[What to produce] Reproduce all of the records exactly.

[Records provided]
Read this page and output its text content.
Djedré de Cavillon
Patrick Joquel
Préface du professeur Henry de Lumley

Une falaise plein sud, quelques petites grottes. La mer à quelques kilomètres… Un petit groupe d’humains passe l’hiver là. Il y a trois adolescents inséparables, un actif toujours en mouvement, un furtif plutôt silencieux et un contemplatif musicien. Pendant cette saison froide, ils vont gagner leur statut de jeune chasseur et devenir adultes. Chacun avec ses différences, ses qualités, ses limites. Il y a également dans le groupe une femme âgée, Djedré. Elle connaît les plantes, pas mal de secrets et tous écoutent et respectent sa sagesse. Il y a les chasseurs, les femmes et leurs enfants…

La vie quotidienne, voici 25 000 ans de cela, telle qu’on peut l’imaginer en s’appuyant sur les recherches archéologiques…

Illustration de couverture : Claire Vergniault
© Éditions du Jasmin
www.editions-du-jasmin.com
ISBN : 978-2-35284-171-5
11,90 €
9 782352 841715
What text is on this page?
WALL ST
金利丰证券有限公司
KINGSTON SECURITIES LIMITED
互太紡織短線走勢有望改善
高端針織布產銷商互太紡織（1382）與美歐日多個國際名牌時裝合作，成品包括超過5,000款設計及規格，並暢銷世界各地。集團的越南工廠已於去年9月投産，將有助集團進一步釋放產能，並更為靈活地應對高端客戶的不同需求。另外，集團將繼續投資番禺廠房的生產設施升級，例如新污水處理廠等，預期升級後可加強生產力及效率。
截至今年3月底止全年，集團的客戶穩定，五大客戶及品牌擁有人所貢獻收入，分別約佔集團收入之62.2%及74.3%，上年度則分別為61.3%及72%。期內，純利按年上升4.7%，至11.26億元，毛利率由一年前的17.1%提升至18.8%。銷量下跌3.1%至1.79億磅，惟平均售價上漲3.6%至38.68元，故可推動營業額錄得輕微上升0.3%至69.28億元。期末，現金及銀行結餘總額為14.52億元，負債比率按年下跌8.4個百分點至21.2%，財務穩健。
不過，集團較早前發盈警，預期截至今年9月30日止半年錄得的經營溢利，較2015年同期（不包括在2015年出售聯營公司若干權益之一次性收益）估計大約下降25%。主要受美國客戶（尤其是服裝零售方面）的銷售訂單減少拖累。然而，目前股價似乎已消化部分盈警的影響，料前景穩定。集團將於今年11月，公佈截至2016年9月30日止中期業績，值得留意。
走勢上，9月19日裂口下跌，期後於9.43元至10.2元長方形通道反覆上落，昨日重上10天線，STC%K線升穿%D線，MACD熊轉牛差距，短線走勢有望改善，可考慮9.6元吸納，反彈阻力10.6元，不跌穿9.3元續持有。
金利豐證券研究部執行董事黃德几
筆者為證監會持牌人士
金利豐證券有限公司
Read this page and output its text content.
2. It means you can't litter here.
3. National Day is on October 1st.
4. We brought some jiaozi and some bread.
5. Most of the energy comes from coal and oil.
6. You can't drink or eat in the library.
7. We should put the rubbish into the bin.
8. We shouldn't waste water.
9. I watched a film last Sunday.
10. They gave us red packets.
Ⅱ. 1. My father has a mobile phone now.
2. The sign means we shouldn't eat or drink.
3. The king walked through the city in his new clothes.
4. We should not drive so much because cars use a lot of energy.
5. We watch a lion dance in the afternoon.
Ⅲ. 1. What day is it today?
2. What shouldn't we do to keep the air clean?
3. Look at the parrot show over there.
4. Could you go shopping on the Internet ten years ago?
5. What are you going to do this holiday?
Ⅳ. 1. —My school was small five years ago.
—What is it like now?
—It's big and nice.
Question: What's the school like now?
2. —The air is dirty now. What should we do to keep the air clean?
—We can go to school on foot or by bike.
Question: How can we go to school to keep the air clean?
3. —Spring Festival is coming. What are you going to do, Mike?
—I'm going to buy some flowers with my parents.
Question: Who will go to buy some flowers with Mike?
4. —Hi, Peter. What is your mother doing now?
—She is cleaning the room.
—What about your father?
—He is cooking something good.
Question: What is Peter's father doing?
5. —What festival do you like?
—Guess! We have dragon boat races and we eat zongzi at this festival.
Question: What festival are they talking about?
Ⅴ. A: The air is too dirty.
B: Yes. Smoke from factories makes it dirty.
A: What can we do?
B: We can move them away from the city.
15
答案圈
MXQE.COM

[Result of the exercise]
Read this page and output its text content.
Djedré de Cavillon
Patrick Joquel
Préface du professeur Henry de Lumley

Une falaise plein sud, quelques petites grottes. La mer à quelques kilomètres… Un petit groupe d’humains passe l’hiver là. Il y a trois adolescents inséparables, un actif toujours en mouvement, un furtif plutôt silencieux et un contemplatif musicien. Pendant cette saison froide, ils vont gagner leur statut de jeune chasseur et devenir adultes. Chacun avec ses différences, ses qualités, ses limites. Il y a également dans le groupe une femme âgée, Djedré. Elle connaît les plantes, pas mal de secrets et tous écoutent et respectent sa sagesse. Il y a les chasseurs, les femmes et leurs enfants…

La vie quotidienne, voici 25 000 ans de cela, telle qu’on peut l’imaginer en s’appuyant sur les recherches archéologiques…

Illustration de couverture : Claire Vergniault
© Éditions du Jasmin
www.editions-du-jasmin.com
ISBN : 978-2-35284-171-5
11,90 €
9 782352 841715
What text is on this page?
WALL ST
金利丰证券有限公司
KINGSTON SECURITIES LIMITED
互太紡織短線走勢有望改善
高端針織布產銷商互太紡織（1382）與美歐日多個國際名牌時裝合作，成品包括超過5,000款設計及規格，並暢銷世界各地。集團的越南工廠已於去年9月投産，將有助集團進一步釋放產能，並更為靈活地應對高端客戶的不同需求。另外，集團將繼續投資番禺廠房的生產設施升級，例如新污水處理廠等，預期升級後可加強生產力及效率。
截至今年3月底止全年，集團的客戶穩定，五大客戶及品牌擁有人所貢獻收入，分別約佔集團收入之62.2%及74.3%，上年度則分別為61.3%及72%。期內，純利按年上升4.7%，至11.26億元，毛利率由一年前的17.1%提升至18.8%。銷量下跌3.1%至1.79億磅，惟平均售價上漲3.6%至38.68元，故可推動營業額錄得輕微上升0.3%至69.28億元。期末，現金及銀行結餘總額為14.52億元，負債比率按年下跌8.4個百分點至21.2%，財務穩健。
不過，集團較早前發盈警，預期截至今年9月30日止半年錄得的經營溢利，較2015年同期（不包括在2015年出售聯營公司若干權益之一次性收益）估計大約下降25%。主要受美國客戶（尤其是服裝零售方面）的銷售訂單減少拖累。然而，目前股價似乎已消化部分盈警的影響，料前景穩定。集團將於今年11月，公佈截至2016年9月30日止中期業績，值得留意。
走勢上，9月19日裂口下跌，期後於9.43元至10.2元長方形通道反覆上落，昨日重上10天線，STC%K線升穿%D線，MACD熊轉牛差距，短線走勢有望改善，可考慮9.6元吸納，反彈阻力10.6元，不跌穿9.3元續持有。
金利豐證券研究部執行董事黃德几
筆者為證監會持牌人士
金利豐證券有限公司
Read this page and output its text content.
2. It means you can't litter here.
3. National Day is on October 1st.
4. We brought some jiaozi and some bread.
5. Most of the energy comes from coal and oil.
6. You can't drink or eat in the library.
7. We should put the rubbish into the bin.
8. We shouldn't waste water.
9. I watched a film last Sunday.
10. They gave us red packets.
Ⅱ. 1. My father has a mobile phone now.
2. The sign means we shouldn't eat or drink.
3. The king walked through the city in his new clothes.
4. We should not drive so much because cars use a lot of energy.
5. We watch a lion dance in the afternoon.
Ⅲ. 1. What day is it today?
2. What shouldn't we do to keep the air clean?
3. Look at the parrot show over there.
4. Could you go shopping on the Internet ten years ago?
5. What are you going to do this holiday?
Ⅳ. 1. —My school was small five years ago.
—What is it like now?
—It's big and nice.
Question: What's the school like now?
2. —The air is dirty now. What should we do to keep the air clean?
—We can go to school on foot or by bike.
Question: How can we go to school to keep the air clean?
3. —Spring Festival is coming. What are you going to do, Mike?
—I'm going to buy some flowers with my parents.
Question: Who will go to buy some flowers with Mike?
4. —Hi, Peter. What is your mother doing now?
—She is cleaning the room.
—What about your father?
—He is cooking something good.
Question: What is Peter's father doing?
5. —What festival do you like?
—Guess! We have dragon boat races and we eat zongzi at this festival.
Question: What festival are they talking about?
Ⅴ. A: The air is too dirty.
B: Yes. Smoke from factories makes it dirty.
A: What can we do?
B: We can move them away from the city.
15
答案圈
MXQE.COM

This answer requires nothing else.